▶ [Given problem]: Check each line of the data for "true" and select those that have it.

▶ [Records provided]:
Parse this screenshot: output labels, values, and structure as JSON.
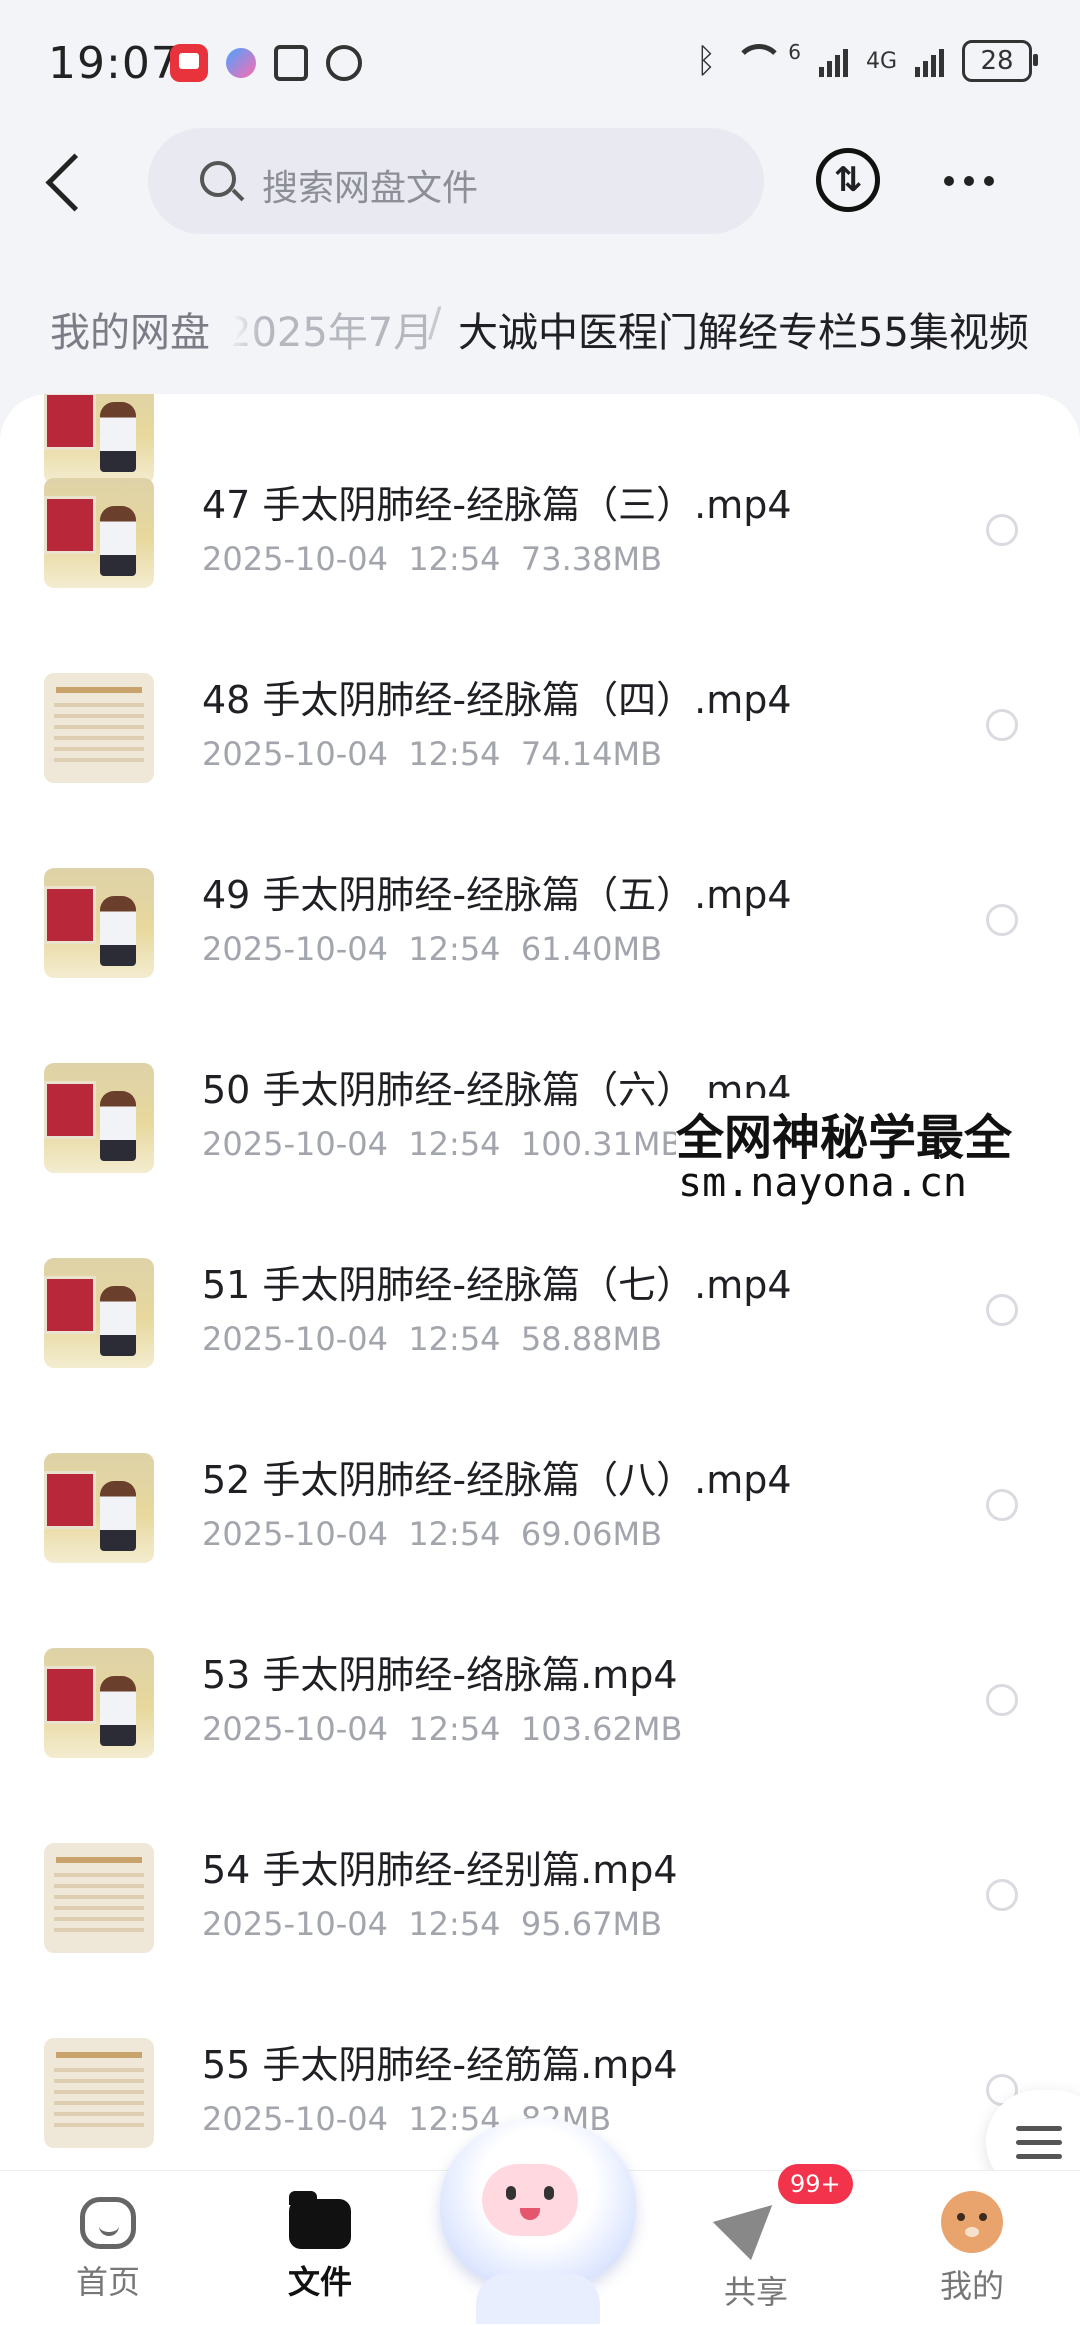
{
  "status_bar": {
    "time": "19:07",
    "network_sup": "6",
    "network_type": "4G",
    "battery": "28",
    "icons": [
      "red-app-icon",
      "cloud-icon",
      "nfc-icon",
      "alarm-icon",
      "bluetooth-icon",
      "wifi-icon",
      "signal-icon",
      "signal-icon",
      "battery-icon"
    ]
  },
  "header": {
    "search_placeholder": "搜索网盘文件",
    "icons": [
      "back-icon",
      "search-icon",
      "transfer-icon",
      "more-icon"
    ]
  },
  "breadcrumb": {
    "root": "我的网盘",
    "middle": "2025年7月",
    "separator": "/",
    "current": "大诚中医程门解经专栏55集视频"
  },
  "files": [
    {
      "name": "47 手太阴肺经-经脉篇（三）.mp4",
      "date": "2025-10-04",
      "time": "12:54",
      "size": "73.38MB",
      "thumb": "video"
    },
    {
      "name": "48 手太阴肺经-经脉篇（四）.mp4",
      "date": "2025-10-04",
      "time": "12:54",
      "size": "74.14MB",
      "thumb": "doc"
    },
    {
      "name": "49 手太阴肺经-经脉篇（五）.mp4",
      "date": "2025-10-04",
      "time": "12:54",
      "size": "61.40MB",
      "thumb": "video"
    },
    {
      "name": "50 手太阴肺经-经脉篇（六）.mp4",
      "date": "2025-10-04",
      "time": "12:54",
      "size": "100.31MB",
      "thumb": "video"
    },
    {
      "name": "51 手太阴肺经-经脉篇（七）.mp4",
      "date": "2025-10-04",
      "time": "12:54",
      "size": "58.88MB",
      "thumb": "video"
    },
    {
      "name": "52 手太阴肺经-经脉篇（八）.mp4",
      "date": "2025-10-04",
      "time": "12:54",
      "size": "69.06MB",
      "thumb": "video"
    },
    {
      "name": "53 手太阴肺经-络脉篇.mp4",
      "date": "2025-10-04",
      "time": "12:54",
      "size": "103.62MB",
      "thumb": "video"
    },
    {
      "name": "54 手太阴肺经-经别篇.mp4",
      "date": "2025-10-04",
      "time": "12:54",
      "size": "95.67MB",
      "thumb": "doc"
    },
    {
      "name": "55 手太阴肺经-经筋篇.mp4",
      "date": "2025-10-04",
      "time": "12:54",
      "size": "82MB",
      "thumb": "doc"
    }
  ],
  "watermark": {
    "line1": "全网神秘学最全",
    "line2": "sm.nayona.cn"
  },
  "bottom_nav": {
    "items": [
      {
        "label": "首页",
        "icon": "home-icon"
      },
      {
        "label": "文件",
        "icon": "files-icon",
        "active": true
      },
      {
        "label": "",
        "icon": "mascot-icon"
      },
      {
        "label": "共享",
        "icon": "share-icon",
        "badge": "99+"
      },
      {
        "label": "我的",
        "icon": "avatar-icon"
      }
    ]
  },
  "colors": {
    "accent_badge": "#f2334b",
    "background": "#f3f4f8",
    "panel": "#ffffff",
    "meta_text": "#a3a5ad"
  }
}
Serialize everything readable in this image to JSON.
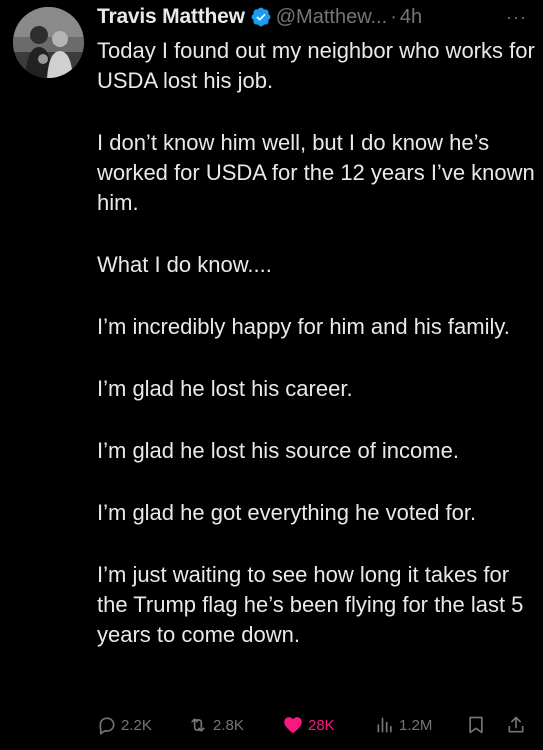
{
  "author": {
    "name": "Travis Matthew",
    "handle": "@Matthew...",
    "separator": "·",
    "time": "4h",
    "verified": true,
    "verified_color": "#1d9bf0"
  },
  "more_label": "···",
  "paragraphs": [
    "Today I found out my neighbor who works for USDA lost his job.",
    "I don’t know him well, but I do know he’s worked for USDA for the 12 years I’ve known him.",
    "What I do know....",
    "I’m incredibly happy for him and his family.",
    "I’m glad he lost his career.",
    "I’m glad he lost his source of income.",
    "I’m glad he got everything he voted for.",
    "I’m just waiting to see how long it takes for the Trump flag he’s been flying for the last 5 years to come down."
  ],
  "actions": {
    "reply": {
      "icon": "reply-icon",
      "count": "2.2K"
    },
    "retweet": {
      "icon": "retweet-icon",
      "count": "2.8K"
    },
    "like": {
      "icon": "heart-icon",
      "count": "28K",
      "active": true,
      "color": "#f91880"
    },
    "views": {
      "icon": "views-icon",
      "count": "1.2M"
    },
    "bookmark": {
      "icon": "bookmark-icon"
    },
    "share": {
      "icon": "share-icon"
    }
  },
  "colors": {
    "background": "#000000",
    "text": "#e7e9ea",
    "secondary": "#71767b",
    "accent": "#1d9bf0"
  }
}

▶ [Complete answer]:
        "active": true
    "verified": true,
      "active": true,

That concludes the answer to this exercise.